## A block of data
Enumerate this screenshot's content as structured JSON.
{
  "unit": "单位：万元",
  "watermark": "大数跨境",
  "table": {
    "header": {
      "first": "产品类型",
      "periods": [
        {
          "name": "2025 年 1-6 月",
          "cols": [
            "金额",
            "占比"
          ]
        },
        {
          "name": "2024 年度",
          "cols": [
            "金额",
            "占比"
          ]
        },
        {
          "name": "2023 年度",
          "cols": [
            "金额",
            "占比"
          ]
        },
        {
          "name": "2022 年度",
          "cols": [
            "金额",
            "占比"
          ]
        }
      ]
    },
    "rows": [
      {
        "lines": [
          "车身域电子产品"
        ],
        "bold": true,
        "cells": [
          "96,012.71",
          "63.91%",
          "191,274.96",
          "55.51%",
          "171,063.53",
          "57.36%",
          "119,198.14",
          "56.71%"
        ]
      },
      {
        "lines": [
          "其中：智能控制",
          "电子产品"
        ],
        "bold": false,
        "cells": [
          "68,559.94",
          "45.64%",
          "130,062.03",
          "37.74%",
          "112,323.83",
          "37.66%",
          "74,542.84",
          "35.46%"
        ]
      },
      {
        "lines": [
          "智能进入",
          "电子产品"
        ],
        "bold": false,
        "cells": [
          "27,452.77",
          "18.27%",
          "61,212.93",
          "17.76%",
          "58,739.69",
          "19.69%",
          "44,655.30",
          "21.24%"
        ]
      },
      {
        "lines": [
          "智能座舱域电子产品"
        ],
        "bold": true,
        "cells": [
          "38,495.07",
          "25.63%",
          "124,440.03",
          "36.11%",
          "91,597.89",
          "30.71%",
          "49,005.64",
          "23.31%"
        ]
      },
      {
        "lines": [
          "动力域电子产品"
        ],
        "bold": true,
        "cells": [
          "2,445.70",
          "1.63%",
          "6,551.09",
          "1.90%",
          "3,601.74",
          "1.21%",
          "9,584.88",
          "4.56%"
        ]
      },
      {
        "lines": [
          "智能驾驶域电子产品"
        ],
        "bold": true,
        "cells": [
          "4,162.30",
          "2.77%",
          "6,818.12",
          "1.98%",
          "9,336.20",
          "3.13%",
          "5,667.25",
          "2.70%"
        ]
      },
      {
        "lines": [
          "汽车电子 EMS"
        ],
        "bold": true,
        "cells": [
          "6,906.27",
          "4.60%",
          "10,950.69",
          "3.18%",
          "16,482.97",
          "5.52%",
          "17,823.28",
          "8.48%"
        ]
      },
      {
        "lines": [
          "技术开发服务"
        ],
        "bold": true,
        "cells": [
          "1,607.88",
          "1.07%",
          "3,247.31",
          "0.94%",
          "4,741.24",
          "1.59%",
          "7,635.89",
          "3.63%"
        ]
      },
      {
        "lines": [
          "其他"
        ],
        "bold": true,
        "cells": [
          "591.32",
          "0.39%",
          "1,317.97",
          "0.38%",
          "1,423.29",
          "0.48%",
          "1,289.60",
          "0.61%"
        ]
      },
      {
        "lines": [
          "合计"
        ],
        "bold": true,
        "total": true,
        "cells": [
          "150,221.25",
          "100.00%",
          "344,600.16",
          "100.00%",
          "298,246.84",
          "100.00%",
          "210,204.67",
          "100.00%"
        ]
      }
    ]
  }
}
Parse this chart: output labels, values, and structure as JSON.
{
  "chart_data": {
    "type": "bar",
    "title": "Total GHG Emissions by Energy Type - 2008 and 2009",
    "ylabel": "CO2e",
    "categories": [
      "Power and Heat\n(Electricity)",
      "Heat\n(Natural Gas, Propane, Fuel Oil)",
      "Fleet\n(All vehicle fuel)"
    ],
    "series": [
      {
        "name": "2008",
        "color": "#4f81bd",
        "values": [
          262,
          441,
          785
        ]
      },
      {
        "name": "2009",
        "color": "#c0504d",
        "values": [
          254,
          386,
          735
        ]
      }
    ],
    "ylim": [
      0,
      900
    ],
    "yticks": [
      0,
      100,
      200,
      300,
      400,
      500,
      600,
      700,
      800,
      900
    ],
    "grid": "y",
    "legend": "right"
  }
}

## SHORT TASK
Count the lines in the records above that contain the word "JSON", and give only the number.

## TASK RESULT
2